Identify each line holding the string "Summer" and copy it.

(Data records)
★ ★ ★ ★ ★ ★ ★

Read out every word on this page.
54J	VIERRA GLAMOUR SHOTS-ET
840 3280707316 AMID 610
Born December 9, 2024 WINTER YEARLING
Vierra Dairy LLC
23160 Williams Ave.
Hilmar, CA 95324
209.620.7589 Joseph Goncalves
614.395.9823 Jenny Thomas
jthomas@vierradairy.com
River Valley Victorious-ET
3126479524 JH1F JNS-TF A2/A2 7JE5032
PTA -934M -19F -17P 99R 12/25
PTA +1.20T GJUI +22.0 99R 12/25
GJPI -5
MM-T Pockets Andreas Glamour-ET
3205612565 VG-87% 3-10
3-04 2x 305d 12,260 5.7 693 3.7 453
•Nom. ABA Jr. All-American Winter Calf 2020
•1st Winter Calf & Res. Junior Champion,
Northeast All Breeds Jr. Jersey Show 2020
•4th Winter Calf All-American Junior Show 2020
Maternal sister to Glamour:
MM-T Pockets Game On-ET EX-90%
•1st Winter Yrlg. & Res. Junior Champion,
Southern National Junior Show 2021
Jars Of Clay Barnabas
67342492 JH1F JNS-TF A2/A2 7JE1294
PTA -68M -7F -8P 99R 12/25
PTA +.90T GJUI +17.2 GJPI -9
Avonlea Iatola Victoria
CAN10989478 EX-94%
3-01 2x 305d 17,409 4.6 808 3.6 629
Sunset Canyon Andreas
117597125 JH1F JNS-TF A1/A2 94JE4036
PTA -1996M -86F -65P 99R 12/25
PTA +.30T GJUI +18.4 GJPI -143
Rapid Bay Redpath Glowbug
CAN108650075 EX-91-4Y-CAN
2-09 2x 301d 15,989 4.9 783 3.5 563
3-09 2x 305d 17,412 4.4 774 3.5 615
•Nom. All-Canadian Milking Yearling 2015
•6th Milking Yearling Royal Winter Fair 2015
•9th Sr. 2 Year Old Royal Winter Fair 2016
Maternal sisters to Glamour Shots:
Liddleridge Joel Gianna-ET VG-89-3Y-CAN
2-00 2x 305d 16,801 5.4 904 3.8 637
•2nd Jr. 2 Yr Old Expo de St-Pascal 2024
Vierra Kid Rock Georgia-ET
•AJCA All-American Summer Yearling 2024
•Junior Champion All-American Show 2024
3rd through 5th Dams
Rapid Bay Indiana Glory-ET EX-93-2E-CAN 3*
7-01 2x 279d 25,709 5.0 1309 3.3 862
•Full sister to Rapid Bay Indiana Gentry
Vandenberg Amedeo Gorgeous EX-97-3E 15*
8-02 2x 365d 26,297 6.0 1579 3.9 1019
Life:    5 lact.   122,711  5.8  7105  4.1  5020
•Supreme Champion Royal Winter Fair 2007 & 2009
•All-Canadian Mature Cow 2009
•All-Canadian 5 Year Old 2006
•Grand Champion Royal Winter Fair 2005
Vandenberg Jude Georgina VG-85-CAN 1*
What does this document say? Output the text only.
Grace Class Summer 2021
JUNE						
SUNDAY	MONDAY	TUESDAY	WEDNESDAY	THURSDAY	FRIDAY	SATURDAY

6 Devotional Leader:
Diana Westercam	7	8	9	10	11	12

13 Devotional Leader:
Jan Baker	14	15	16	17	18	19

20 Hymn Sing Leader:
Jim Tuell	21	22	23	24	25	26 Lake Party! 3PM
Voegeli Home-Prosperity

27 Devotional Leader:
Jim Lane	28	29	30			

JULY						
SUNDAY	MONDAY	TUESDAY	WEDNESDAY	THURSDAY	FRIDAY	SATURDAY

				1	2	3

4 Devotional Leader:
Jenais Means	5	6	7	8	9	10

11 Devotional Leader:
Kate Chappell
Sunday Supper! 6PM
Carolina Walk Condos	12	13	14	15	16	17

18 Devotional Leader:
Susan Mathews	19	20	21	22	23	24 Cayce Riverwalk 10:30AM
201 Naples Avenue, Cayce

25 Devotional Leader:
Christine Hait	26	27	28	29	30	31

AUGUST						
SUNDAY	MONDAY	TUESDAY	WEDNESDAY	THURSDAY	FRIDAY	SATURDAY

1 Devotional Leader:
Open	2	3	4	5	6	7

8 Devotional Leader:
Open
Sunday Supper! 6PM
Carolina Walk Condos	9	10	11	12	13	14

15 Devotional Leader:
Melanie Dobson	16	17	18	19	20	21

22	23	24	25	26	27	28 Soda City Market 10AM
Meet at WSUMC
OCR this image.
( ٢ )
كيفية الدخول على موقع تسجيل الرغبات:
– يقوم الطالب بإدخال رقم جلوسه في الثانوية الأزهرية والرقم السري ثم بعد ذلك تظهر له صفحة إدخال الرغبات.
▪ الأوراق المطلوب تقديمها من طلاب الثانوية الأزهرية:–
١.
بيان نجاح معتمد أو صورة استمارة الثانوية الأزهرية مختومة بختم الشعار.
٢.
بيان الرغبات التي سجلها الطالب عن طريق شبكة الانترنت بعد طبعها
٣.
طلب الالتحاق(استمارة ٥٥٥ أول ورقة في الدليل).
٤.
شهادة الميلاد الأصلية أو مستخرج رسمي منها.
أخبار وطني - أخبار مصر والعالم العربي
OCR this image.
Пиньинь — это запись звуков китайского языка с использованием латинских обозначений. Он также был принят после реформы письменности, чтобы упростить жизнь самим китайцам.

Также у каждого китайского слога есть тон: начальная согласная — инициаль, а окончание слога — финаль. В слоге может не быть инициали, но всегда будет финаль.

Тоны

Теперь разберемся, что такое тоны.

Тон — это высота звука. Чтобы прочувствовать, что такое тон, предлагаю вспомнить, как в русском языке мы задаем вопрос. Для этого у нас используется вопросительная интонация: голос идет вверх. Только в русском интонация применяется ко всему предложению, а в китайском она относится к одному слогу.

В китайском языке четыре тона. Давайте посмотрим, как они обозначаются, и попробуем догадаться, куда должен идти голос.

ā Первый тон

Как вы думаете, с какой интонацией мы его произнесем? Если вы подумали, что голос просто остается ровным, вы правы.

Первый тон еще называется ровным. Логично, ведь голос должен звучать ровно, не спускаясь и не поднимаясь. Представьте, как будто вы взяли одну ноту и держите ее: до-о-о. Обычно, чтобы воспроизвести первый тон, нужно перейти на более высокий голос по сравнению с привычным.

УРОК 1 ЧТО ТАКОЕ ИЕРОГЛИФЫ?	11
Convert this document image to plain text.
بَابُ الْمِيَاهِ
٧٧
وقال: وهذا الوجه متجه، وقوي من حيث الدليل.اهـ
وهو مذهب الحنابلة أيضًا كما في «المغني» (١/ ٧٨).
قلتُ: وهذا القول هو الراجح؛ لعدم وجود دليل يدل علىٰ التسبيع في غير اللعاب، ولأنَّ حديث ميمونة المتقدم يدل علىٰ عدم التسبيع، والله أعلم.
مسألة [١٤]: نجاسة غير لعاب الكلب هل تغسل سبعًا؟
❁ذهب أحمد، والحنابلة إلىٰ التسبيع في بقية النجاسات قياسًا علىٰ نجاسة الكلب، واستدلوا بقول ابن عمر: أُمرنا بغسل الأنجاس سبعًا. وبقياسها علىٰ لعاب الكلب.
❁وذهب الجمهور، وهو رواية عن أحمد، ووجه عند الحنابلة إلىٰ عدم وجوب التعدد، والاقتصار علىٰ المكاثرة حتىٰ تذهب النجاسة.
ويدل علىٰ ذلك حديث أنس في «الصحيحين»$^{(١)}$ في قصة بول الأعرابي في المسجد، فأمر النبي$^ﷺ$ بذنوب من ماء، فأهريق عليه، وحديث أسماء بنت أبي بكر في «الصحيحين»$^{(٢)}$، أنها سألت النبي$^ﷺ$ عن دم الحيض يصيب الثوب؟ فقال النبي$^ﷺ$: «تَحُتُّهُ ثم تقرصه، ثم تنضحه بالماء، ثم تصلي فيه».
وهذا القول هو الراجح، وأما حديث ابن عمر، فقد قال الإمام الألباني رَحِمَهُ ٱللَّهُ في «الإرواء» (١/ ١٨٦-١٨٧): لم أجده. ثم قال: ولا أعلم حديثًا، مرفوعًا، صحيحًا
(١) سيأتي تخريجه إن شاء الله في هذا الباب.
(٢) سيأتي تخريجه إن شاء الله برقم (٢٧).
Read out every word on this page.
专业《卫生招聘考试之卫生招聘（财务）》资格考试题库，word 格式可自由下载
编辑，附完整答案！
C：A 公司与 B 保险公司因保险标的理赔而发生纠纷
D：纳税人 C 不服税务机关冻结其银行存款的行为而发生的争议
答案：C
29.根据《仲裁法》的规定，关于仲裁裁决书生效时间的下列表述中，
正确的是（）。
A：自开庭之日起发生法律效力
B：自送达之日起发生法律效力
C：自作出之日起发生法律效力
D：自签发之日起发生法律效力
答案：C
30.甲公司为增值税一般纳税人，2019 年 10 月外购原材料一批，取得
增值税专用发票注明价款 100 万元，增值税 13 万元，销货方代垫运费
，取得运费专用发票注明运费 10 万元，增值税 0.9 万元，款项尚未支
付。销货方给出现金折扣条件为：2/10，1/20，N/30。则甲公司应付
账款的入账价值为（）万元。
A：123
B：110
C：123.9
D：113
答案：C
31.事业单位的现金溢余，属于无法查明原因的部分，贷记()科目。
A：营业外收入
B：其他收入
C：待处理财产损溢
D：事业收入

★ ★ ★ ★ ★ ★ ★

Expected answer -
•AJCA All-American Summer Yearling 2024
Grace Class Summer 2021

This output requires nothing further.